- INSTRUCTIONS FOR THE TASK -
Every record must be repeated exactly, with no omission.

-- BEGIN RECORDS FOR THE TASK --

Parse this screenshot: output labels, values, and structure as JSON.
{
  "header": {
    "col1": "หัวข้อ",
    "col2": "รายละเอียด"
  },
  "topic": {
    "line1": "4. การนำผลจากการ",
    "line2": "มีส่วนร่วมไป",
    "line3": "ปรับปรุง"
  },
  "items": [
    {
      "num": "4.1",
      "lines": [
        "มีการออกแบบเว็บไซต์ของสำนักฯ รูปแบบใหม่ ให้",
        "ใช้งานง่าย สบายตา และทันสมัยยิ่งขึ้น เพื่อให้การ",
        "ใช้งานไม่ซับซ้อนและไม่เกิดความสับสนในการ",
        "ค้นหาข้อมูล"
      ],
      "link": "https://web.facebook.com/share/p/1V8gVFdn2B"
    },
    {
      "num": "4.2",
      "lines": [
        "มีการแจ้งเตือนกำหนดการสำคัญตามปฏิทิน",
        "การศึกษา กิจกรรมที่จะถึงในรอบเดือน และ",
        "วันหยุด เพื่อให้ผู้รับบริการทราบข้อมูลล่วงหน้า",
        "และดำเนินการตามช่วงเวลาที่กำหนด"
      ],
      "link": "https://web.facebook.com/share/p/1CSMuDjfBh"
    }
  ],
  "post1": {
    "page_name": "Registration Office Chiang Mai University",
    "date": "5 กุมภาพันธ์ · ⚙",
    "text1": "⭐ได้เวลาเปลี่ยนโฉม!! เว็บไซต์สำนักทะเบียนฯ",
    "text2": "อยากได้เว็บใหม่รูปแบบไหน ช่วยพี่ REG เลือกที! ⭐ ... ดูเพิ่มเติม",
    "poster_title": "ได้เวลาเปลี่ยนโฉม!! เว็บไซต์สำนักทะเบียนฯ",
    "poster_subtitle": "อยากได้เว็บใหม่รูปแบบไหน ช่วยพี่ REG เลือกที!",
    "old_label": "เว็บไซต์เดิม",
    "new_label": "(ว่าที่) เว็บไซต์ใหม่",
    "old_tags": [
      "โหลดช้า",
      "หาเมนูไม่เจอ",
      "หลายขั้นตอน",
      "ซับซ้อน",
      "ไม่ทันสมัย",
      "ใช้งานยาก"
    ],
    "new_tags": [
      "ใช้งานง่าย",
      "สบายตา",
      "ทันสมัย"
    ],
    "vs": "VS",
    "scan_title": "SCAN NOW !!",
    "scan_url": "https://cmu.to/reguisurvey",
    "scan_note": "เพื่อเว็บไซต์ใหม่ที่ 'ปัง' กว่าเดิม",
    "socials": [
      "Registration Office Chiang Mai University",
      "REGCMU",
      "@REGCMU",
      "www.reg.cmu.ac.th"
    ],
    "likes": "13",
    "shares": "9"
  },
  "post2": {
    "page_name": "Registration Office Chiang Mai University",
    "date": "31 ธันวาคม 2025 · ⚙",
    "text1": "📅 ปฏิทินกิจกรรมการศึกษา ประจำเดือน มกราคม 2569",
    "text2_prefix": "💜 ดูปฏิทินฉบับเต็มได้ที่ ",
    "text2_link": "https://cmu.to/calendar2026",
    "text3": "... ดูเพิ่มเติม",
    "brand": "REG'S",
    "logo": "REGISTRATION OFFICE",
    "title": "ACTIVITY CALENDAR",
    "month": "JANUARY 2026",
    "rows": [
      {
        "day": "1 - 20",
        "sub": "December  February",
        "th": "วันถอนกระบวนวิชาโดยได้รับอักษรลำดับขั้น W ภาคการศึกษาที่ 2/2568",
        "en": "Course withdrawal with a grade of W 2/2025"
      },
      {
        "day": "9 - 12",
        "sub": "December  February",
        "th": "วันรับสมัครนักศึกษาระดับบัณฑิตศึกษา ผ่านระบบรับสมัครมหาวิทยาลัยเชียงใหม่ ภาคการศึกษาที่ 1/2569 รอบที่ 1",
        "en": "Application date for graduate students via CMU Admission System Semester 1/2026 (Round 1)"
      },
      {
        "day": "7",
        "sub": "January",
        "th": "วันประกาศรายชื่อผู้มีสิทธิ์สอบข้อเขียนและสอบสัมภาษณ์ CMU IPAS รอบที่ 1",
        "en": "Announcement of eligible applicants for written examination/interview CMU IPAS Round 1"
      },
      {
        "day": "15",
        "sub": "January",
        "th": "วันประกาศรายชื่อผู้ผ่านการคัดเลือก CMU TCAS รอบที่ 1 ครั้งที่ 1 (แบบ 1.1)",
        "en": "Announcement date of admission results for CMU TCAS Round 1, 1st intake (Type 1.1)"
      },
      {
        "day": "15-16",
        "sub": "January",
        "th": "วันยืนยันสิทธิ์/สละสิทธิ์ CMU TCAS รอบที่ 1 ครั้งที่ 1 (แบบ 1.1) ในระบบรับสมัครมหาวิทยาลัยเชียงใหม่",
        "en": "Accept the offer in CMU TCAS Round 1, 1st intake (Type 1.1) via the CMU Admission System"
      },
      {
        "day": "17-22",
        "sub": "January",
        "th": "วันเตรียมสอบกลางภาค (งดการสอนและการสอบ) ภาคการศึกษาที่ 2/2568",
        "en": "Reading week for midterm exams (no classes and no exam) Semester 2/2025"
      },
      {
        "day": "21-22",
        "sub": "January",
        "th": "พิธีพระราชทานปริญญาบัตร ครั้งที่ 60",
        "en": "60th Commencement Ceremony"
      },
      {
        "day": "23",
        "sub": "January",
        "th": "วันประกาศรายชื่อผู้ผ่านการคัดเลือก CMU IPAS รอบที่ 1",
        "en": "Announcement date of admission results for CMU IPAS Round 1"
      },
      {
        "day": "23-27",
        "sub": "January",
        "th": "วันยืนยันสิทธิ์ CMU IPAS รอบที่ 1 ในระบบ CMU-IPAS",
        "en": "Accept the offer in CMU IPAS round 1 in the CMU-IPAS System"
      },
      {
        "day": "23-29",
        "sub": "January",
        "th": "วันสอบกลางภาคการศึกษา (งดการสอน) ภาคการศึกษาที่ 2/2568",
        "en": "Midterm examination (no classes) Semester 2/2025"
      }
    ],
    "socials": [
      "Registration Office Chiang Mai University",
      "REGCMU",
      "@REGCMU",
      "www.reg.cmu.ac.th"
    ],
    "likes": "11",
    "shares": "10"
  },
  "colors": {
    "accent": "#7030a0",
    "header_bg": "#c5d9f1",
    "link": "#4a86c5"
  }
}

-- END RECORDS FOR THE TASK --

- CORRECT ANSWER -
Parse this screenshot: output labels, values, and structure as JSON.
{
  "header": {
    "col1": "หัวข้อ",
    "col2": "รายละเอียด"
  },
  "topic": {
    "line1": "4. การนำผลจากการ",
    "line2": "มีส่วนร่วมไป",
    "line3": "ปรับปรุง"
  },
  "items": [
    {
      "num": "4.1",
      "lines": [
        "มีการออกแบบเว็บไซต์ของสำนักฯ รูปแบบใหม่ ให้",
        "ใช้งานง่าย สบายตา และทันสมัยยิ่งขึ้น เพื่อให้การ",
        "ใช้งานไม่ซับซ้อนและไม่เกิดความสับสนในการ",
        "ค้นหาข้อมูล"
      ],
      "link": "https://web.facebook.com/share/p/1V8gVFdn2B"
    },
    {
      "num": "4.2",
      "lines": [
        "มีการแจ้งเตือนกำหนดการสำคัญตามปฏิทิน",
        "การศึกษา กิจกรรมที่จะถึงในรอบเดือน และ",
        "วันหยุด เพื่อให้ผู้รับบริการทราบข้อมูลล่วงหน้า",
        "และดำเนินการตามช่วงเวลาที่กำหนด"
      ],
      "link": "https://web.facebook.com/share/p/1CSMuDjfBh"
    }
  ],
  "post1": {
    "page_name": "Registration Office Chiang Mai University",
    "date": "5 กุมภาพันธ์ · ⚙",
    "text1": "⭐ได้เวลาเปลี่ยนโฉม!! เว็บไซต์สำนักทะเบียนฯ",
    "text2": "อยากได้เว็บใหม่รูปแบบไหน ช่วยพี่ REG เลือกที! ⭐ ... ดูเพิ่มเติม",
    "poster_title": "ได้เวลาเปลี่ยนโฉม!! เว็บไซต์สำนักทะเบียนฯ",
    "poster_subtitle": "อยากได้เว็บใหม่รูปแบบไหน ช่วยพี่ REG เลือกที!",
    "old_label": "เว็บไซต์เดิม",
    "new_label": "(ว่าที่) เว็บไซต์ใหม่",
    "old_tags": [
      "โหลดช้า",
      "หาเมนูไม่เจอ",
      "หลายขั้นตอน",
      "ซับซ้อน",
      "ไม่ทันสมัย",
      "ใช้งานยาก"
    ],
    "new_tags": [
      "ใช้งานง่าย",
      "สบายตา",
      "ทันสมัย"
    ],
    "vs": "VS",
    "scan_title": "SCAN NOW !!",
    "scan_url": "https://cmu.to/reguisurvey",
    "scan_note": "เพื่อเว็บไซต์ใหม่ที่ 'ปัง' กว่าเดิม",
    "socials": [
      "Registration Office Chiang Mai University",
      "REGCMU",
      "@REGCMU",
      "www.reg.cmu.ac.th"
    ],
    "likes": "13",
    "shares": "9"
  },
  "post2": {
    "page_name": "Registration Office Chiang Mai University",
    "date": "31 ธันวาคม 2025 · ⚙",
    "text1": "📅 ปฏิทินกิจกรรมการศึกษา ประจำเดือน มกราคม 2569",
    "text2_prefix": "💜 ดูปฏิทินฉบับเต็มได้ที่ ",
    "text2_link": "https://cmu.to/calendar2026",
    "text3": "... ดูเพิ่มเติม",
    "brand": "REG'S",
    "logo": "REGISTRATION OFFICE",
    "title": "ACTIVITY CALENDAR",
    "month": "JANUARY 2026",
    "rows": [
      {
        "day": "1 - 20",
        "sub": "December  February",
        "th": "วันถอนกระบวนวิชาโดยได้รับอักษรลำดับขั้น W ภาคการศึกษาที่ 2/2568",
        "en": "Course withdrawal with a grade of W 2/2025"
      },
      {
        "day": "9 - 12",
        "sub": "December  February",
        "th": "วันรับสมัครนักศึกษาระดับบัณฑิตศึกษา ผ่านระบบรับสมัครมหาวิทยาลัยเชียงใหม่ ภาคการศึกษาที่ 1/2569 รอบที่ 1",
        "en": "Application date for graduate students via CMU Admission System Semester 1/2026 (Round 1)"
      },
      {
        "day": "7",
        "sub": "January",
        "th": "วันประกาศรายชื่อผู้มีสิทธิ์สอบข้อเขียนและสอบสัมภาษณ์ CMU IPAS รอบที่ 1",
        "en": "Announcement of eligible applicants for written examination/interview CMU IPAS Round 1"
      },
      {
        "day": "15",
        "sub": "January",
        "th": "วันประกาศรายชื่อผู้ผ่านการคัดเลือก CMU TCAS รอบที่ 1 ครั้งที่ 1 (แบบ 1.1)",
        "en": "Announcement date of admission results for CMU TCAS Round 1, 1st intake (Type 1.1)"
      },
      {
        "day": "15-16",
        "sub": "January",
        "th": "วันยืนยันสิทธิ์/สละสิทธิ์ CMU TCAS รอบที่ 1 ครั้งที่ 1 (แบบ 1.1) ในระบบรับสมัครมหาวิทยาลัยเชียงใหม่",
        "en": "Accept the offer in CMU TCAS Round 1, 1st intake (Type 1.1) via the CMU Admission System"
      },
      {
        "day": "17-22",
        "sub": "January",
        "th": "วันเตรียมสอบกลางภาค (งดการสอนและการสอบ) ภาคการศึกษาที่ 2/2568",
        "en": "Reading week for midterm exams (no classes and no exam) Semester 2/2025"
      },
      {
        "day": "21-22",
        "sub": "January",
        "th": "พิธีพระราชทานปริญญาบัตร ครั้งที่ 60",
        "en": "60th Commencement Ceremony"
      },
      {
        "day": "23",
        "sub": "January",
        "th": "วันประกาศรายชื่อผู้ผ่านการคัดเลือก CMU IPAS รอบที่ 1",
        "en": "Announcement date of admission results for CMU IPAS Round 1"
      },
      {
        "day": "23-27",
        "sub": "January",
        "th": "วันยืนยันสิทธิ์ CMU IPAS รอบที่ 1 ในระบบ CMU-IPAS",
        "en": "Accept the offer in CMU IPAS round 1 in the CMU-IPAS System"
      },
      {
        "day": "23-29",
        "sub": "January",
        "th": "วันสอบกลางภาคการศึกษา (งดการสอน) ภาคการศึกษาที่ 2/2568",
        "en": "Midterm examination (no classes) Semester 2/2025"
      }
    ],
    "socials": [
      "Registration Office Chiang Mai University",
      "REGCMU",
      "@REGCMU",
      "www.reg.cmu.ac.th"
    ],
    "likes": "11",
    "shares": "10"
  },
  "colors": {
    "accent": "#7030a0",
    "header_bg": "#c5d9f1",
    "link": "#4a86c5"
  }
}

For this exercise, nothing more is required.